**Brief**
Give every line of the material again, exactly as written.

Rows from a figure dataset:
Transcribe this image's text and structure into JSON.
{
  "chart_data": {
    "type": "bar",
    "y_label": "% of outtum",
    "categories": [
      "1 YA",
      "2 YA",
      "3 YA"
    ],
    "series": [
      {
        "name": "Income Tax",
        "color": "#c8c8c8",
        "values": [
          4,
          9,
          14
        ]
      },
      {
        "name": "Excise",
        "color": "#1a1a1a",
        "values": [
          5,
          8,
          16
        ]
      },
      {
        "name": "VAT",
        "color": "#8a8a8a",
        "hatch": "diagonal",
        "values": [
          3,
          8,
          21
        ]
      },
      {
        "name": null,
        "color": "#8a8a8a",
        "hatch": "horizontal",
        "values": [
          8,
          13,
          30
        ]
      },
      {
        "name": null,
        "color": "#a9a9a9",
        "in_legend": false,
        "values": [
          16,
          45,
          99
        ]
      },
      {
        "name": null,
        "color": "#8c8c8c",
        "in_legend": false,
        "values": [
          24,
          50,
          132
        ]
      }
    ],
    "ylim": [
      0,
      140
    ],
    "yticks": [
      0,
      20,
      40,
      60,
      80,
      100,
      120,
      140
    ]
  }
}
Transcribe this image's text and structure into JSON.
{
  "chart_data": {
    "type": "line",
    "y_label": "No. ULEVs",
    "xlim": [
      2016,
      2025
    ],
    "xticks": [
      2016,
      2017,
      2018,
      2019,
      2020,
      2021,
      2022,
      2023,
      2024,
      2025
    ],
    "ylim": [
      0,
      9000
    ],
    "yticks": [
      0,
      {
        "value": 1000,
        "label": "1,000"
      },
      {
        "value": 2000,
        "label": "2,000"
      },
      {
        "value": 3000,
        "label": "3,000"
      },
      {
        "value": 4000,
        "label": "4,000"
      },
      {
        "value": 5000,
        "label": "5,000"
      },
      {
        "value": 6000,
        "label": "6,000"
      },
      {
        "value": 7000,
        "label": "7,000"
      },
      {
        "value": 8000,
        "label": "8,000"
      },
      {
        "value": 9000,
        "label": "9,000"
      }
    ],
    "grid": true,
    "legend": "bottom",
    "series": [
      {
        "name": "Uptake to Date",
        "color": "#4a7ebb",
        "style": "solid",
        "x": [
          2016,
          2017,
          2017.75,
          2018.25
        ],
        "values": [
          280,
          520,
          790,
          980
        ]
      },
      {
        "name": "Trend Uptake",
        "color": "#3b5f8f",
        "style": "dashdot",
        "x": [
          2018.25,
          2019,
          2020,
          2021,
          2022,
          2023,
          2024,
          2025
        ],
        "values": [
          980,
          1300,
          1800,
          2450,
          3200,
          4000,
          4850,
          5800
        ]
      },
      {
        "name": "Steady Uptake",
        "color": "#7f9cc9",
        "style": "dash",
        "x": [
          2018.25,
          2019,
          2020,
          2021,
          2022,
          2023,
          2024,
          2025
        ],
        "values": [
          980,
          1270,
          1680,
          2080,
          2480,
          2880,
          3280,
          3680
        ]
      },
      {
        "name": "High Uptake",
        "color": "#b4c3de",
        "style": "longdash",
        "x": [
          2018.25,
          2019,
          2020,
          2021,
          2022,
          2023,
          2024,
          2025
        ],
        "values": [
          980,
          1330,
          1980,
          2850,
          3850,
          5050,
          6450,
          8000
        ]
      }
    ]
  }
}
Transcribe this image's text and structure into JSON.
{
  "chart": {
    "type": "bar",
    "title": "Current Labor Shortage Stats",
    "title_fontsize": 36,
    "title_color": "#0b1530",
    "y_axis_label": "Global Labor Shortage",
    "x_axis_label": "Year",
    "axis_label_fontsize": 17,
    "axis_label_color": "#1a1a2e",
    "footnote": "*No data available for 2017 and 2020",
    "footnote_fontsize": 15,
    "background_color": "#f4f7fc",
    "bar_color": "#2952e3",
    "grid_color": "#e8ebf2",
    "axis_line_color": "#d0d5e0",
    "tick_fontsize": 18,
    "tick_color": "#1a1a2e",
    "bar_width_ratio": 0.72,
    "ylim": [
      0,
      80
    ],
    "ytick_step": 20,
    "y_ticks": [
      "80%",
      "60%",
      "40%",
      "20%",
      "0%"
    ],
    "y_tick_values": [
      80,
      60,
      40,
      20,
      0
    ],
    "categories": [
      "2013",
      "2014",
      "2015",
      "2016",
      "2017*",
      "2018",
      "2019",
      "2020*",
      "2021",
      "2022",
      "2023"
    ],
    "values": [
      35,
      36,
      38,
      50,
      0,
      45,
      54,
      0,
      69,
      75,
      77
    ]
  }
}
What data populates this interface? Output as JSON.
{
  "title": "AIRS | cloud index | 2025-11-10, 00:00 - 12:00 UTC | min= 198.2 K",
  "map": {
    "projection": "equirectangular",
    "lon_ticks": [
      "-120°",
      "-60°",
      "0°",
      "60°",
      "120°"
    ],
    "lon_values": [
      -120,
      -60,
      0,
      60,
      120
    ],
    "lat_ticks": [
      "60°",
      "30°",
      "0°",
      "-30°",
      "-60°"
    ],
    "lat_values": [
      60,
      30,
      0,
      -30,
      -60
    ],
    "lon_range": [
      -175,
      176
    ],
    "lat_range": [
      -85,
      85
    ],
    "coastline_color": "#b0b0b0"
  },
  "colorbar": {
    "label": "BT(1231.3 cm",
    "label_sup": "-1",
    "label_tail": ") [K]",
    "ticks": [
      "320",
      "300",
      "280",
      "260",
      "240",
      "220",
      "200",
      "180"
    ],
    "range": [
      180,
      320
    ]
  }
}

**Response to this task**
Transcribe this image's text and structure into JSON.
{
  "chart_data": {
    "type": "bar",
    "y_label": "% of outtum",
    "categories": [
      "1 YA",
      "2 YA",
      "3 YA"
    ],
    "series": [
      {
        "name": "Income Tax",
        "color": "#c8c8c8",
        "values": [
          4,
          9,
          14
        ]
      },
      {
        "name": "Excise",
        "color": "#1a1a1a",
        "values": [
          5,
          8,
          16
        ]
      },
      {
        "name": "VAT",
        "color": "#8a8a8a",
        "hatch": "diagonal",
        "values": [
          3,
          8,
          21
        ]
      },
      {
        "name": null,
        "color": "#8a8a8a",
        "hatch": "horizontal",
        "values": [
          8,
          13,
          30
        ]
      },
      {
        "name": null,
        "color": "#a9a9a9",
        "in_legend": false,
        "values": [
          16,
          45,
          99
        ]
      },
      {
        "name": null,
        "color": "#8c8c8c",
        "in_legend": false,
        "values": [
          24,
          50,
          132
        ]
      }
    ],
    "ylim": [
      0,
      140
    ],
    "yticks": [
      0,
      20,
      40,
      60,
      80,
      100,
      120,
      140
    ]
  }
}
Transcribe this image's text and structure into JSON.
{
  "chart_data": {
    "type": "line",
    "y_label": "No. ULEVs",
    "xlim": [
      2016,
      2025
    ],
    "xticks": [
      2016,
      2017,
      2018,
      2019,
      2020,
      2021,
      2022,
      2023,
      2024,
      2025
    ],
    "ylim": [
      0,
      9000
    ],
    "yticks": [
      0,
      {
        "value": 1000,
        "label": "1,000"
      },
      {
        "value": 2000,
        "label": "2,000"
      },
      {
        "value": 3000,
        "label": "3,000"
      },
      {
        "value": 4000,
        "label": "4,000"
      },
      {
        "value": 5000,
        "label": "5,000"
      },
      {
        "value": 6000,
        "label": "6,000"
      },
      {
        "value": 7000,
        "label": "7,000"
      },
      {
        "value": 8000,
        "label": "8,000"
      },
      {
        "value": 9000,
        "label": "9,000"
      }
    ],
    "grid": true,
    "legend": "bottom",
    "series": [
      {
        "name": "Uptake to Date",
        "color": "#4a7ebb",
        "style": "solid",
        "x": [
          2016,
          2017,
          2017.75,
          2018.25
        ],
        "values": [
          280,
          520,
          790,
          980
        ]
      },
      {
        "name": "Trend Uptake",
        "color": "#3b5f8f",
        "style": "dashdot",
        "x": [
          2018.25,
          2019,
          2020,
          2021,
          2022,
          2023,
          2024,
          2025
        ],
        "values": [
          980,
          1300,
          1800,
          2450,
          3200,
          4000,
          4850,
          5800
        ]
      },
      {
        "name": "Steady Uptake",
        "color": "#7f9cc9",
        "style": "dash",
        "x": [
          2018.25,
          2019,
          2020,
          2021,
          2022,
          2023,
          2024,
          2025
        ],
        "values": [
          980,
          1270,
          1680,
          2080,
          2480,
          2880,
          3280,
          3680
        ]
      },
      {
        "name": "High Uptake",
        "color": "#b4c3de",
        "style": "longdash",
        "x": [
          2018.25,
          2019,
          2020,
          2021,
          2022,
          2023,
          2024,
          2025
        ],
        "values": [
          980,
          1330,
          1980,
          2850,
          3850,
          5050,
          6450,
          8000
        ]
      }
    ]
  }
}
Transcribe this image's text and structure into JSON.
{
  "chart": {
    "type": "bar",
    "title": "Current Labor Shortage Stats",
    "title_fontsize": 36,
    "title_color": "#0b1530",
    "y_axis_label": "Global Labor Shortage",
    "x_axis_label": "Year",
    "axis_label_fontsize": 17,
    "axis_label_color": "#1a1a2e",
    "footnote": "*No data available for 2017 and 2020",
    "footnote_fontsize": 15,
    "background_color": "#f4f7fc",
    "bar_color": "#2952e3",
    "grid_color": "#e8ebf2",
    "axis_line_color": "#d0d5e0",
    "tick_fontsize": 18,
    "tick_color": "#1a1a2e",
    "bar_width_ratio": 0.72,
    "ylim": [
      0,
      80
    ],
    "ytick_step": 20,
    "y_ticks": [
      "80%",
      "60%",
      "40%",
      "20%",
      "0%"
    ],
    "y_tick_values": [
      80,
      60,
      40,
      20,
      0
    ],
    "categories": [
      "2013",
      "2014",
      "2015",
      "2016",
      "2017*",
      "2018",
      "2019",
      "2020*",
      "2021",
      "2022",
      "2023"
    ],
    "values": [
      35,
      36,
      38,
      50,
      0,
      45,
      54,
      0,
      69,
      75,
      77
    ]
  }
}
What data populates this interface? Output as JSON.
{
  "title": "AIRS | cloud index | 2025-11-10, 00:00 - 12:00 UTC | min= 198.2 K",
  "map": {
    "projection": "equirectangular",
    "lon_ticks": [
      "-120°",
      "-60°",
      "0°",
      "60°",
      "120°"
    ],
    "lon_values": [
      -120,
      -60,
      0,
      60,
      120
    ],
    "lat_ticks": [
      "60°",
      "30°",
      "0°",
      "-30°",
      "-60°"
    ],
    "lat_values": [
      60,
      30,
      0,
      -30,
      -60
    ],
    "lon_range": [
      -175,
      176
    ],
    "lat_range": [
      -85,
      85
    ],
    "coastline_color": "#b0b0b0"
  },
  "colorbar": {
    "label": "BT(1231.3 cm",
    "label_sup": "-1",
    "label_tail": ") [K]",
    "ticks": [
      "320",
      "300",
      "280",
      "260",
      "240",
      "220",
      "200",
      "180"
    ],
    "range": [
      180,
      320
    ]
  }
}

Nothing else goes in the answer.